**** INFORMATION GIVEN

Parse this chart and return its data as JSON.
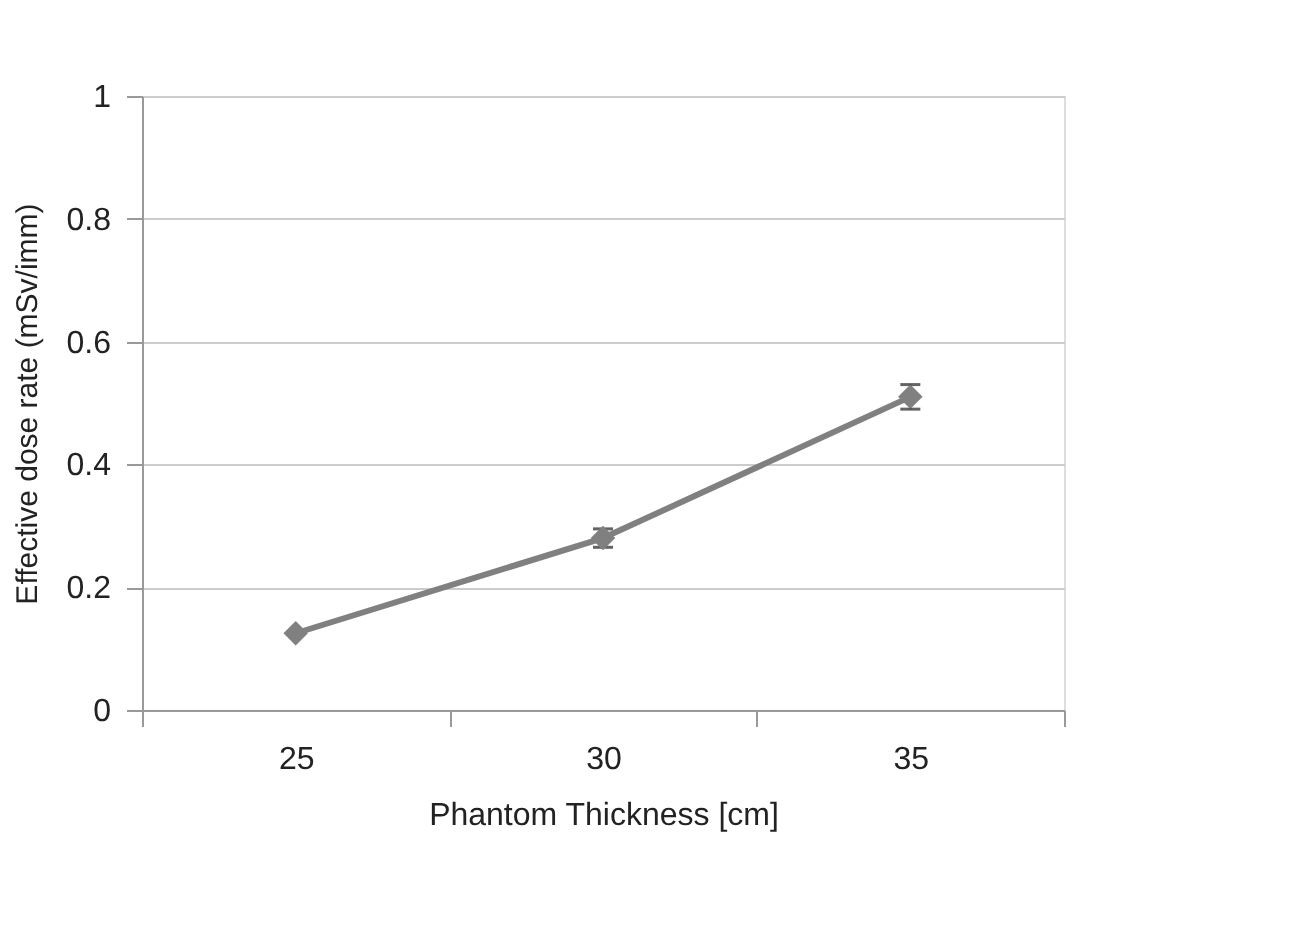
{
  "chart_data": {
    "type": "line",
    "xlabel": "Phantom Thickness [cm]",
    "ylabel": "Effective dose rate (mSv/imm)",
    "categories": [
      "25",
      "30",
      "35"
    ],
    "series": [
      {
        "color": "#808080",
        "values": [
          0.125,
          0.28,
          0.51
        ],
        "errors": [
          null,
          0.015,
          0.02
        ]
      }
    ],
    "ylim": [
      0,
      1
    ],
    "yticks": [
      0,
      0.2,
      0.4,
      0.6,
      0.8,
      1
    ],
    "grid": "y",
    "marker": "diamond",
    "line_style": "solid"
  }
}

********

### SHORT PROBLEM
Strip the images and reproduce the remaining records precisely.

### FULL OUTPUT
Parse this chart and return its data as JSON.
{
  "chart_data": {
    "type": "line",
    "xlabel": "Phantom Thickness [cm]",
    "ylabel": "Effective dose rate (mSv/imm)",
    "categories": [
      "25",
      "30",
      "35"
    ],
    "series": [
      {
        "color": "#808080",
        "values": [
          0.125,
          0.28,
          0.51
        ],
        "errors": [
          null,
          0.015,
          0.02
        ]
      }
    ],
    "ylim": [
      0,
      1
    ],
    "yticks": [
      0,
      0.2,
      0.4,
      0.6,
      0.8,
      1
    ],
    "grid": "y",
    "marker": "diamond",
    "line_style": "solid"
  }
}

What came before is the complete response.